What is being asked
Write out the data below in full, unchanged, minus the images.

Task input

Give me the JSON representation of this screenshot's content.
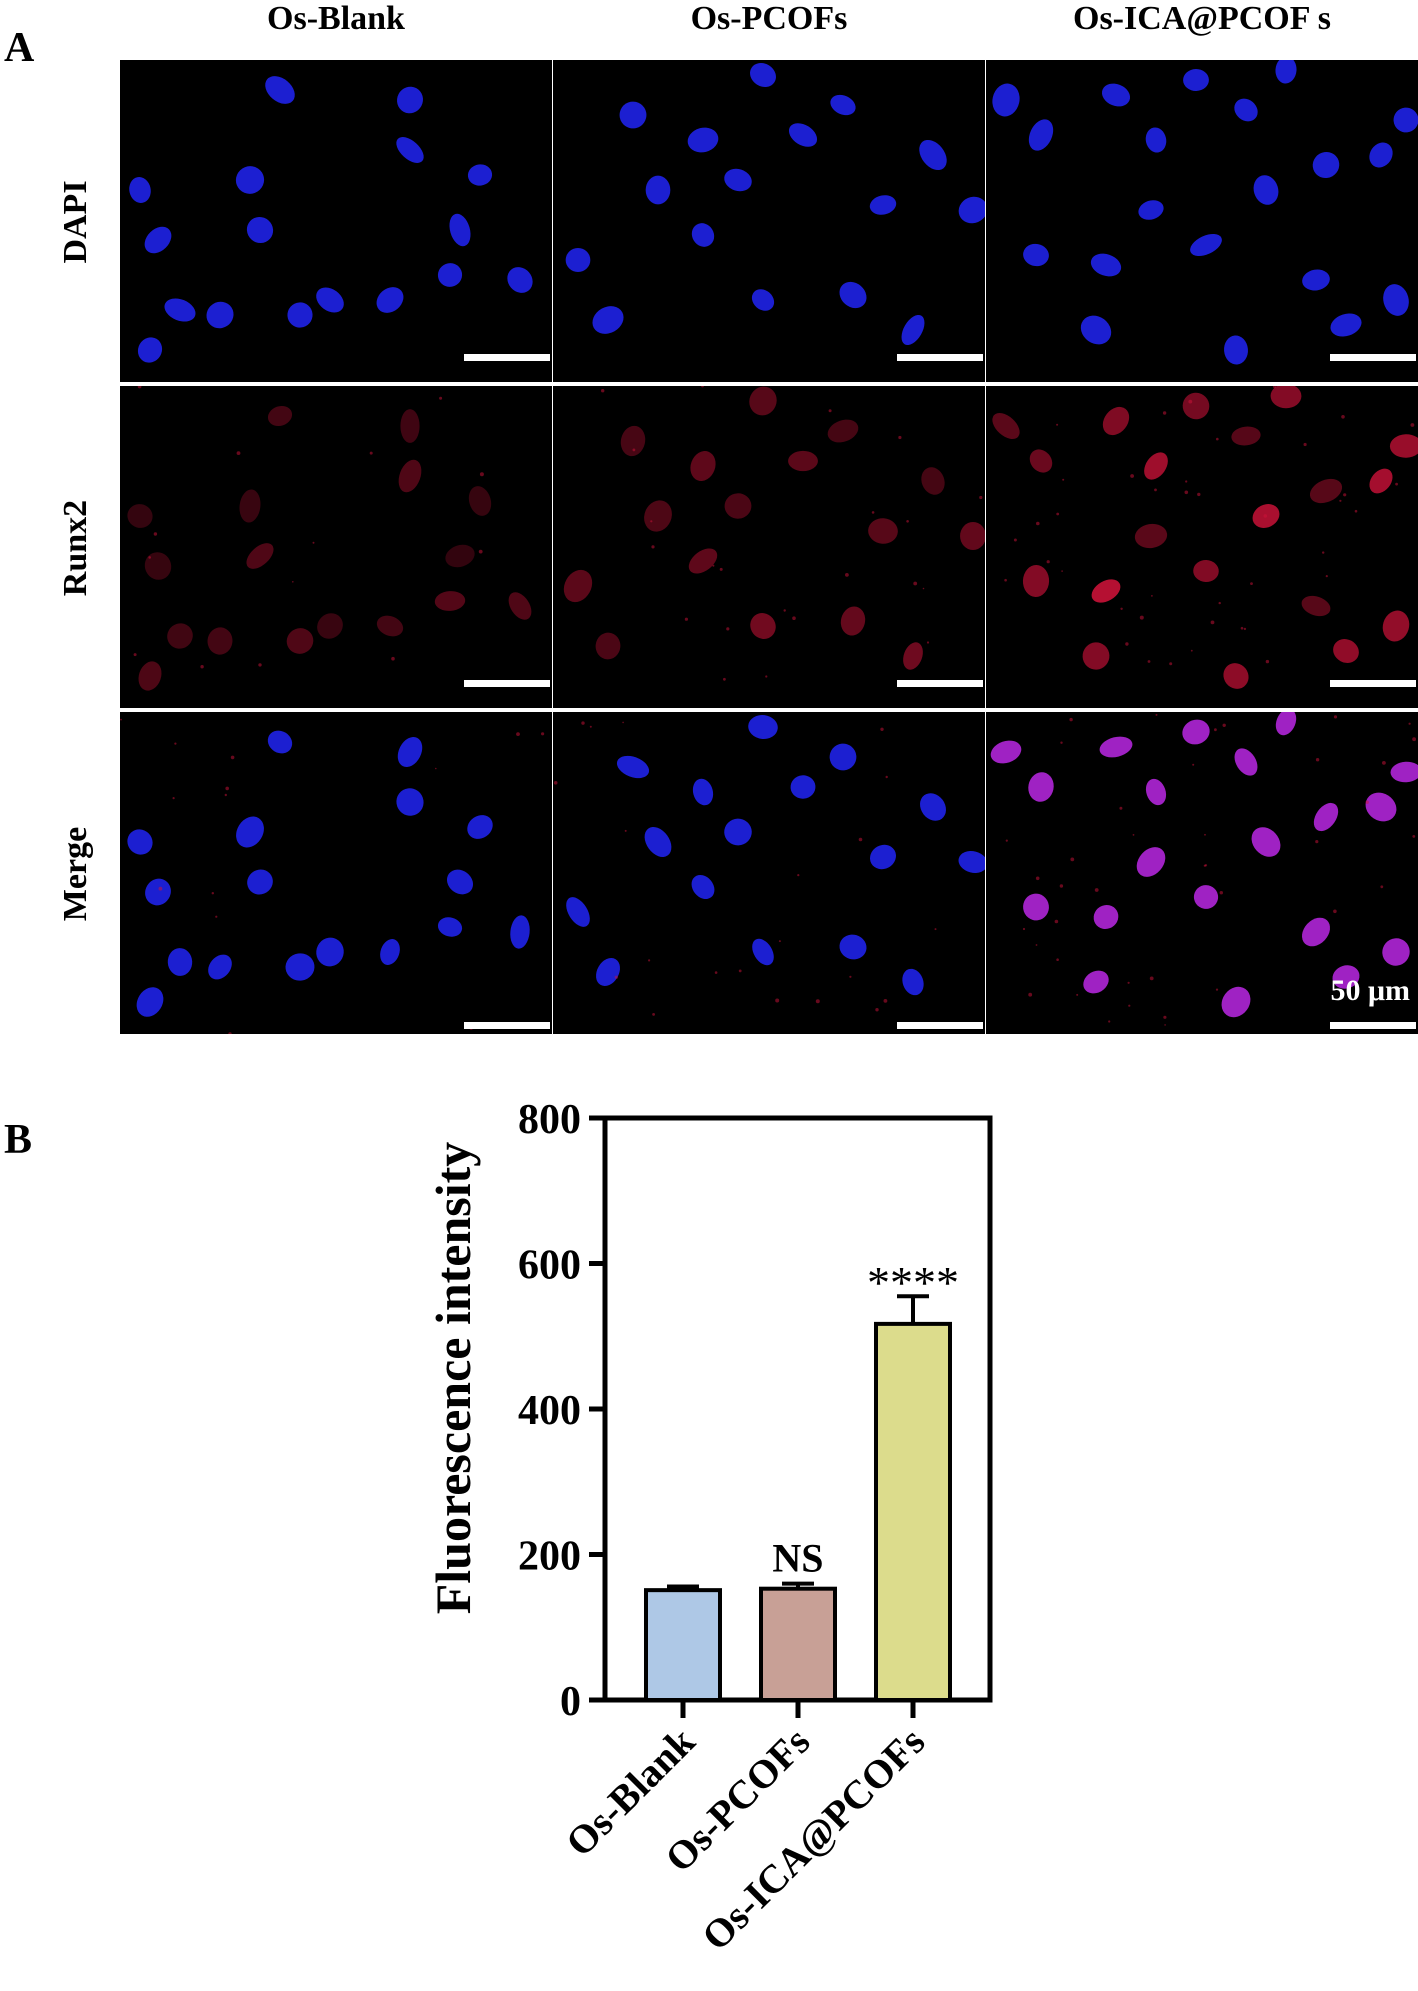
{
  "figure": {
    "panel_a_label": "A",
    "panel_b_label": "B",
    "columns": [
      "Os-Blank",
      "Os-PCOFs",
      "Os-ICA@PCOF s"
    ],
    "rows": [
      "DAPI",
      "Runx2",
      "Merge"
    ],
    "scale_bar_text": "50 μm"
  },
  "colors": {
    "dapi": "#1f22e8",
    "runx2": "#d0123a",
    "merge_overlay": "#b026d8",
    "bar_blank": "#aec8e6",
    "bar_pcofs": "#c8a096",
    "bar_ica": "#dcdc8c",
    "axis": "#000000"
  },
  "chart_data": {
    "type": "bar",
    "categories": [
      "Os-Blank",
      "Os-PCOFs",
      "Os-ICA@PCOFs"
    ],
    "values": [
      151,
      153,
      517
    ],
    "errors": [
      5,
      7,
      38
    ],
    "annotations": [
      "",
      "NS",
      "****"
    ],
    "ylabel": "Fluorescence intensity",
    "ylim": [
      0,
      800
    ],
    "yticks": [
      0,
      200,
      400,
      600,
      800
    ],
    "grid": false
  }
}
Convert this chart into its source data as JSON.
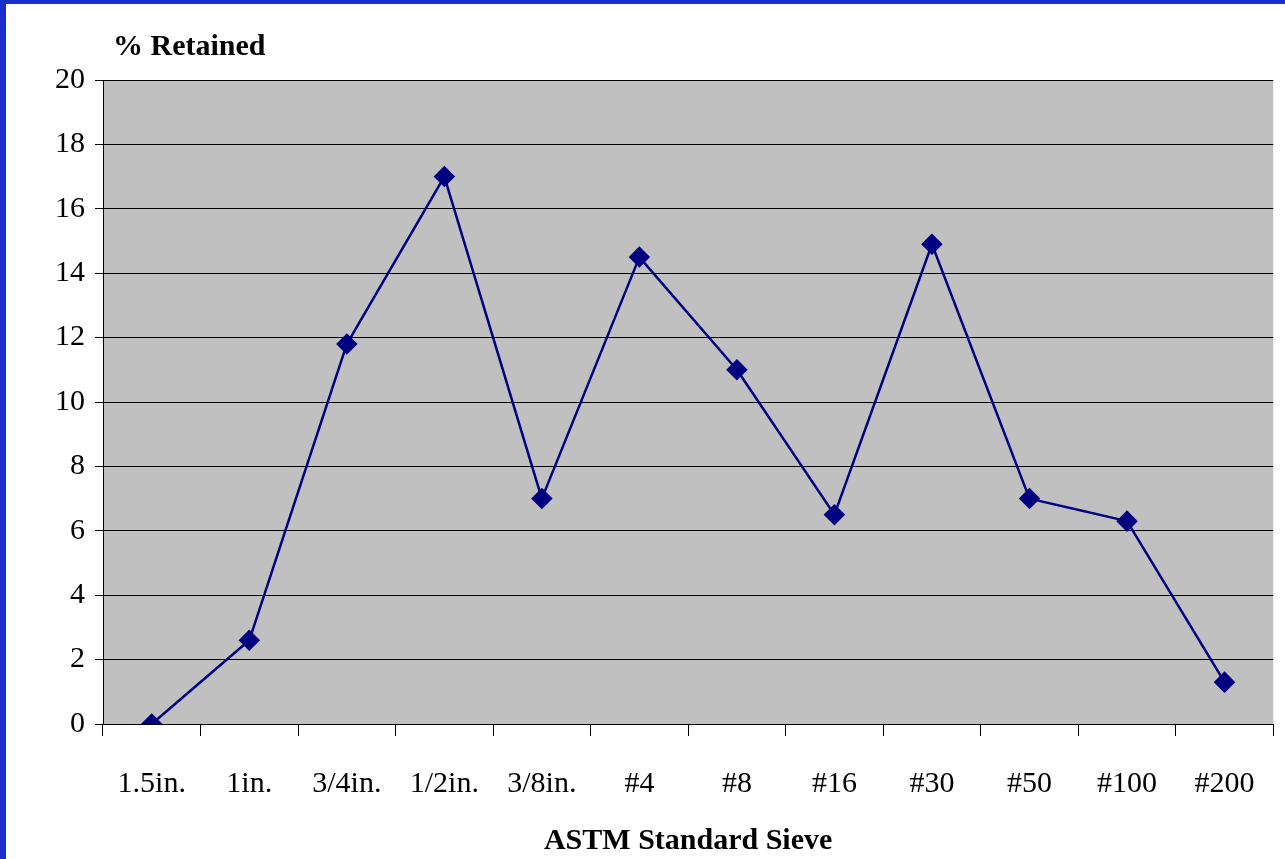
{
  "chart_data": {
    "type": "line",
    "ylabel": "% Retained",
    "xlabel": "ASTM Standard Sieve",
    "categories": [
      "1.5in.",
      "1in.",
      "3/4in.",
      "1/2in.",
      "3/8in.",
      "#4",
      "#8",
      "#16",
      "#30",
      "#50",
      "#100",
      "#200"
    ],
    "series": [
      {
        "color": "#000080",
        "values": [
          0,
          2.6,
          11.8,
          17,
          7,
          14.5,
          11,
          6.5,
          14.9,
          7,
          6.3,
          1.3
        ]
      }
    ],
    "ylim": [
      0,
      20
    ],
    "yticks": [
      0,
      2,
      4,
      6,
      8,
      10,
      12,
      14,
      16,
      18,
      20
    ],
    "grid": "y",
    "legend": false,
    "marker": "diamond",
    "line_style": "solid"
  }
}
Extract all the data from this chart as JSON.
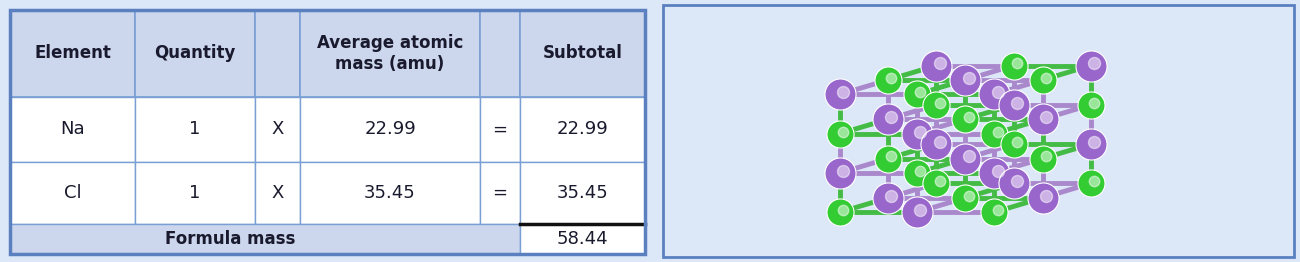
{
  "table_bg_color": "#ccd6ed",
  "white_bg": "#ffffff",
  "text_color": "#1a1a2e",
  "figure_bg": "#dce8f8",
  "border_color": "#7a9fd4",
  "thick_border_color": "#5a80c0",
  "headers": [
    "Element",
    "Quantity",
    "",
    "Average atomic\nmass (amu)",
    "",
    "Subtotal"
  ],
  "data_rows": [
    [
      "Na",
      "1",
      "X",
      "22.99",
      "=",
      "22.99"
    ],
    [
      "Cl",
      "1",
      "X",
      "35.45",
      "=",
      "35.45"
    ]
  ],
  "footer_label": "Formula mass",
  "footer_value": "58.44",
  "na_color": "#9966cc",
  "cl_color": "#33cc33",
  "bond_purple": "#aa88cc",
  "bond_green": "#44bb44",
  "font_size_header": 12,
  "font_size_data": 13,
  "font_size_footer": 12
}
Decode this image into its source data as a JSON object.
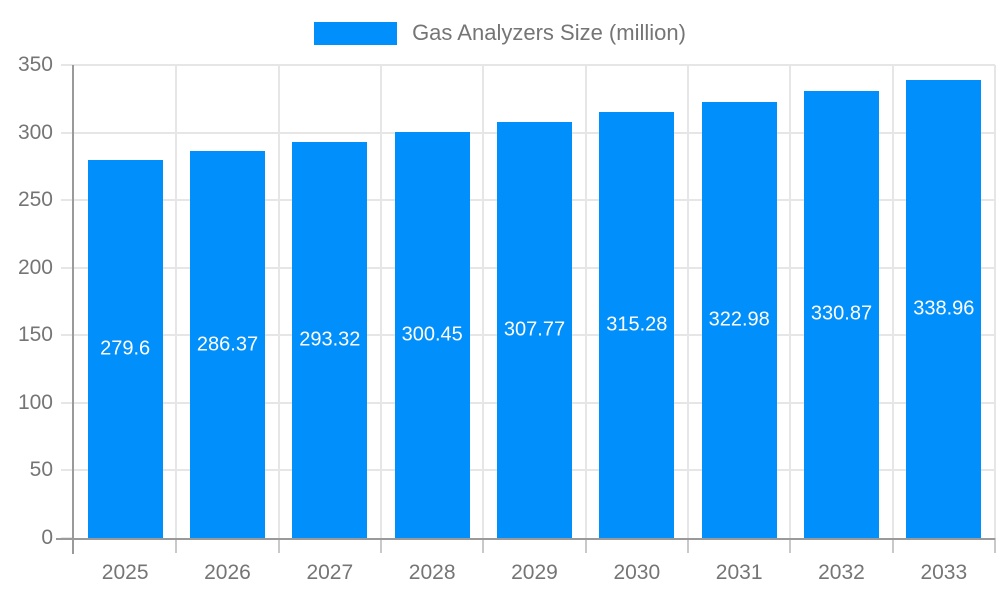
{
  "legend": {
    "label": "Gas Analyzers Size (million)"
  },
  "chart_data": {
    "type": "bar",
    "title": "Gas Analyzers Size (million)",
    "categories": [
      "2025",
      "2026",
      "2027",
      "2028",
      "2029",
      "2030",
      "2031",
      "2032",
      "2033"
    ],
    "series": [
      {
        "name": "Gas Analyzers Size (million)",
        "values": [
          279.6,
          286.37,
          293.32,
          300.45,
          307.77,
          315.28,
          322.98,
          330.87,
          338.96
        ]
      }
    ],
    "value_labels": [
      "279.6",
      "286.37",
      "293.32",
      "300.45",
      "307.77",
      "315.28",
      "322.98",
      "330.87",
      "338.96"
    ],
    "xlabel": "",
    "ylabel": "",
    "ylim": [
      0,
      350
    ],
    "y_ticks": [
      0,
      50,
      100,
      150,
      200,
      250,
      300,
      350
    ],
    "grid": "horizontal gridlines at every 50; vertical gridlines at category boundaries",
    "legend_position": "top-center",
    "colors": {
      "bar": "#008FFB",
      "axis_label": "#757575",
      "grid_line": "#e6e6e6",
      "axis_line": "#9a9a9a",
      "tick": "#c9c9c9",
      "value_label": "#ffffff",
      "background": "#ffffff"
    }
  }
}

Written solution
Give me the JSON representation of this screenshot's content.
{
  "figure": {
    "panel_a_label": "A",
    "panel_b_label": "B",
    "columns": [
      "Os-Blank",
      "Os-PCOFs",
      "Os-ICA@PCOF s"
    ],
    "rows": [
      "DAPI",
      "Runx2",
      "Merge"
    ],
    "scale_bar_text": "50 μm"
  },
  "colors": {
    "dapi": "#1f22e8",
    "runx2": "#d0123a",
    "merge_overlay": "#b026d8",
    "bar_blank": "#aec8e6",
    "bar_pcofs": "#c8a096",
    "bar_ica": "#dcdc8c",
    "axis": "#000000"
  },
  "chart_data": {
    "type": "bar",
    "categories": [
      "Os-Blank",
      "Os-PCOFs",
      "Os-ICA@PCOFs"
    ],
    "values": [
      151,
      153,
      517
    ],
    "errors": [
      5,
      7,
      38
    ],
    "annotations": [
      "",
      "NS",
      "****"
    ],
    "ylabel": "Fluorescence intensity",
    "ylim": [
      0,
      800
    ],
    "yticks": [
      0,
      200,
      400,
      600,
      800
    ],
    "grid": false
  }
}
Convert this chart into its source data as JSON.
{
  "chart_data": {
    "type": "line",
    "ylabel": "% Retained",
    "xlabel": "ASTM Standard Sieve",
    "categories": [
      "1.5in.",
      "1in.",
      "3/4in.",
      "1/2in.",
      "3/8in.",
      "#4",
      "#8",
      "#16",
      "#30",
      "#50",
      "#100",
      "#200"
    ],
    "series": [
      {
        "color": "#000080",
        "values": [
          0,
          2.6,
          11.8,
          17,
          7,
          14.5,
          11,
          6.5,
          14.9,
          7,
          6.3,
          1.3
        ]
      }
    ],
    "ylim": [
      0,
      20
    ],
    "yticks": [
      0,
      2,
      4,
      6,
      8,
      10,
      12,
      14,
      16,
      18,
      20
    ],
    "grid": "y",
    "legend": false,
    "marker": "diamond",
    "line_style": "solid"
  }
}
Extract all the data from this chart as JSON.
{
  "table_bg_color": "#ccd6ed",
  "white_bg": "#ffffff",
  "text_color": "#1a1a2e",
  "figure_bg": "#dce8f8",
  "border_color": "#7a9fd4",
  "thick_border_color": "#5a80c0",
  "headers": [
    "Element",
    "Quantity",
    "",
    "Average atomic\nmass (amu)",
    "",
    "Subtotal"
  ],
  "data_rows": [
    [
      "Na",
      "1",
      "X",
      "22.99",
      "=",
      "22.99"
    ],
    [
      "Cl",
      "1",
      "X",
      "35.45",
      "=",
      "35.45"
    ]
  ],
  "footer_label": "Formula mass",
  "footer_value": "58.44",
  "na_color": "#9966cc",
  "cl_color": "#33cc33",
  "bond_purple": "#aa88cc",
  "bond_green": "#44bb44",
  "font_size_header": 12,
  "font_size_data": 13,
  "font_size_footer": 12
}
Decode this image into its source data as a JSON object.
{
  "legend": {
    "label": "Gas Analyzers Size (million)"
  },
  "chart_data": {
    "type": "bar",
    "title": "Gas Analyzers Size (million)",
    "categories": [
      "2025",
      "2026",
      "2027",
      "2028",
      "2029",
      "2030",
      "2031",
      "2032",
      "2033"
    ],
    "series": [
      {
        "name": "Gas Analyzers Size (million)",
        "values": [
          279.6,
          286.37,
          293.32,
          300.45,
          307.77,
          315.28,
          322.98,
          330.87,
          338.96
        ]
      }
    ],
    "value_labels": [
      "279.6",
      "286.37",
      "293.32",
      "300.45",
      "307.77",
      "315.28",
      "322.98",
      "330.87",
      "338.96"
    ],
    "xlabel": "",
    "ylabel": "",
    "ylim": [
      0,
      350
    ],
    "y_ticks": [
      0,
      50,
      100,
      150,
      200,
      250,
      300,
      350
    ],
    "grid": "horizontal gridlines at every 50; vertical gridlines at category boundaries",
    "legend_position": "top-center",
    "colors": {
      "bar": "#008FFB",
      "axis_label": "#757575",
      "grid_line": "#e6e6e6",
      "axis_line": "#9a9a9a",
      "tick": "#c9c9c9",
      "value_label": "#ffffff",
      "background": "#ffffff"
    }
  }
}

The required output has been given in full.